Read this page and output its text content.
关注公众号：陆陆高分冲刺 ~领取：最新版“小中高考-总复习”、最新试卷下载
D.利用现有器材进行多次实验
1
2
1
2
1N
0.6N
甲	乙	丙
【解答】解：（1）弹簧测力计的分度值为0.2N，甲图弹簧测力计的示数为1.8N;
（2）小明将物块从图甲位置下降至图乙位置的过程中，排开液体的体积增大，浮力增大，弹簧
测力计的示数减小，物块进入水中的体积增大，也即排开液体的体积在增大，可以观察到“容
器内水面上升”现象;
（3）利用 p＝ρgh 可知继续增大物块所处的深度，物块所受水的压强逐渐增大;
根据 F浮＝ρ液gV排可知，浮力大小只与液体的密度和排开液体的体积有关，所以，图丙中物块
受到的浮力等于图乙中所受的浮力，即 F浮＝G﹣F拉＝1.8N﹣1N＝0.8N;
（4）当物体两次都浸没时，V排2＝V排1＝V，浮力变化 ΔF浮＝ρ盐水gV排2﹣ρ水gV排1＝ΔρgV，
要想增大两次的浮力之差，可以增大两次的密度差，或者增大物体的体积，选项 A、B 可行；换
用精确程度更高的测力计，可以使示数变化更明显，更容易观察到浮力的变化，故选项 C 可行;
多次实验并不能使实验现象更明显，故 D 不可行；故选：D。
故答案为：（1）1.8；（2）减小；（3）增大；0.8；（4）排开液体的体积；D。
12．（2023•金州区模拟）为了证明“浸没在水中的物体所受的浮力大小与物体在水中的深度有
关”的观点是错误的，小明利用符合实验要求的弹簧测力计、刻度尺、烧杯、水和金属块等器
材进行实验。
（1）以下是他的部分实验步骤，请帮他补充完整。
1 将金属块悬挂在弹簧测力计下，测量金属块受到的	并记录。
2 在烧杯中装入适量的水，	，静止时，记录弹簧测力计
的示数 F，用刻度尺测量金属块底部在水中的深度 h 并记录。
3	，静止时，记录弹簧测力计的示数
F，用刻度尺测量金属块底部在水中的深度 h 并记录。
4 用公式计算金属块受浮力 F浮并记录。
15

== == ==

→ **What is expected**: Retype the records that precede this task, keeping them exactly the same.

→ **Written answer**:
Read this page and output its text content.
关注公众号：陆陆高分冲刺 ~领取：最新版“小中高考-总复习”、最新试卷下载
D.利用现有器材进行多次实验
1
2
1
2
1N
0.6N
甲	乙	丙
【解答】解：（1）弹簧测力计的分度值为0.2N，甲图弹簧测力计的示数为1.8N;
（2）小明将物块从图甲位置下降至图乙位置的过程中，排开液体的体积增大，浮力增大，弹簧
测力计的示数减小，物块进入水中的体积增大，也即排开液体的体积在增大，可以观察到“容
器内水面上升”现象;
（3）利用 p＝ρgh 可知继续增大物块所处的深度，物块所受水的压强逐渐增大;
根据 F浮＝ρ液gV排可知，浮力大小只与液体的密度和排开液体的体积有关，所以，图丙中物块
受到的浮力等于图乙中所受的浮力，即 F浮＝G﹣F拉＝1.8N﹣1N＝0.8N;
（4）当物体两次都浸没时，V排2＝V排1＝V，浮力变化 ΔF浮＝ρ盐水gV排2﹣ρ水gV排1＝ΔρgV，
要想增大两次的浮力之差，可以增大两次的密度差，或者增大物体的体积，选项 A、B 可行；换
用精确程度更高的测力计，可以使示数变化更明显，更容易观察到浮力的变化，故选项 C 可行;
多次实验并不能使实验现象更明显，故 D 不可行；故选：D。
故答案为：（1）1.8；（2）减小；（3）增大；0.8；（4）排开液体的体积；D。
12．（2023•金州区模拟）为了证明“浸没在水中的物体所受的浮力大小与物体在水中的深度有
关”的观点是错误的，小明利用符合实验要求的弹簧测力计、刻度尺、烧杯、水和金属块等器
材进行实验。
（1）以下是他的部分实验步骤，请帮他补充完整。
1 将金属块悬挂在弹簧测力计下，测量金属块受到的	并记录。
2 在烧杯中装入适量的水，	，静止时，记录弹簧测力计
的示数 F，用刻度尺测量金属块底部在水中的深度 h 并记录。
3	，静止时，记录弹簧测力计的示数
F，用刻度尺测量金属块底部在水中的深度 h 并记录。
4 用公式计算金属块受浮力 F浮并记录。
15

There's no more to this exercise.